Copy out, from the entries below, each line holding the string "havia".
** Start of Recorded data **
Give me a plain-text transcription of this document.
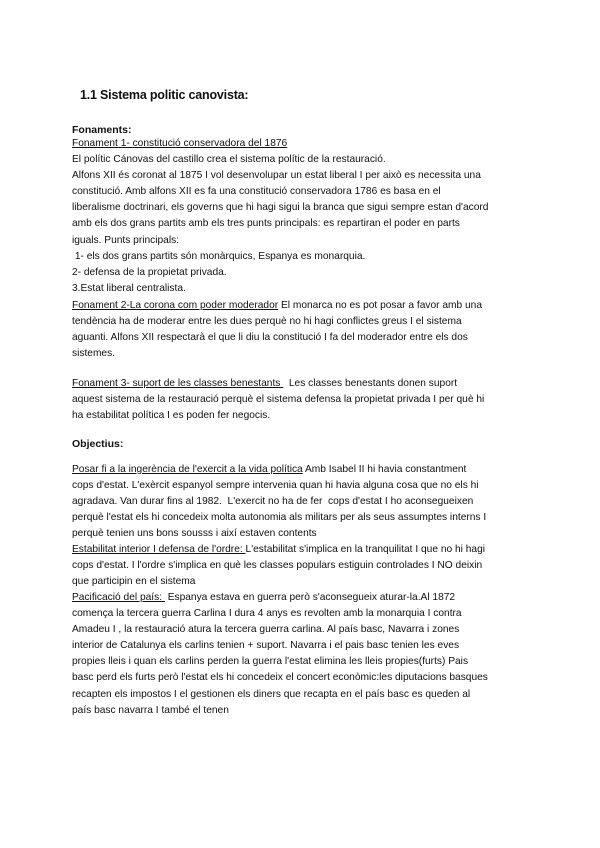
1.1 Sistema politic canovista:
Fonaments:
Fonament 1- constitució conservadora del 1876
El polític Cánovas del castillo crea el sistema polític de la restauració.
Alfons XII és coronat al 1875 I vol desenvolupar un estat liberal I per això es necessita una
constitució. Amb alfons XII es fa una constitució conservadora 1786 es basa en el
liberalisme doctrinari, els governs que hi hagi sigui la branca que sigui sempre estan d'acord
amb els dos grans partits amb els tres punts principals: es repartiran el poder en parts
iguals. Punts principals:
1- els dos grans partits són monàrquics, Espanya es monarquia.
2- defensa de la propietat privada.
3.Estat liberal centralista.
Fonament 2-La corona com poder moderador El monarca no es pot posar a favor amb una
tendència ha de moderar entre les dues perquè no hi hagi conflictes greus I el sistema
aguanti. Alfons XII respectarà el que li diu la constitució I fa del moderador entre els dos
sistemes.
Fonament 3- suport de les classes benestants   Les classes benestants donen suport
aquest sistema de la restauració perquè el sistema defensa la propietat privada I per què hi
ha estabilitat política I es poden fer negocis.
Objectius:
Posar fi a la ingerència de l'exercit a la vida política Amb Isabel II hi havia constantment
cops d'estat. L'exèrcit espanyol sempre intervenia quan hi havia alguna cosa que no els hi
agradava. Van durar fins al 1982.  L'exercit no ha de fer  cops d'estat I ho aconsegueixen
perquè l'estat els hi concedeix molta autonomia als militars per als seus assumptes interns I
perquè tenien uns bons sousss i així estaven contents
Estabilitat interior I defensa de l'ordre: L'estabilitat s'implica en la tranquilitat I que no hi hagi
cops d'estat. I l'ordre s'implica en què les classes populars estiguin controlades I NO deixin
que participin en el sistema
Pacificació del país:  Espanya estava en guerra però s'aconsegueix aturar-la.Al 1872
comença la tercera guerra Carlina I dura 4 anys es revolten amb la monarquia I contra
Amadeu I , la restauració atura la tercera guerra carlina. Al país basc, Navarra i zones
interior de Catalunya els carlins tenien + suport. Navarra i el pais basc tenien les eves
propies lleis i quan els carlins perden la guerra l'estat elimina les lleis propies(furts) Pais
basc perd els furts però l'estat els hi concedeix el concert econòmic:les diputacions basques
recapten els impostos I el gestionen els diners que recapta en el país basc es queden al
país basc navarra I també el tenen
** End of Recorded data **
- Expected answer -
Posar fi a la ingerència de l'exercit a la vida política Amb Isabel II hi havia constantment
cops d'estat. L'exèrcit espanyol sempre intervenia quan hi havia alguna cosa que no els hi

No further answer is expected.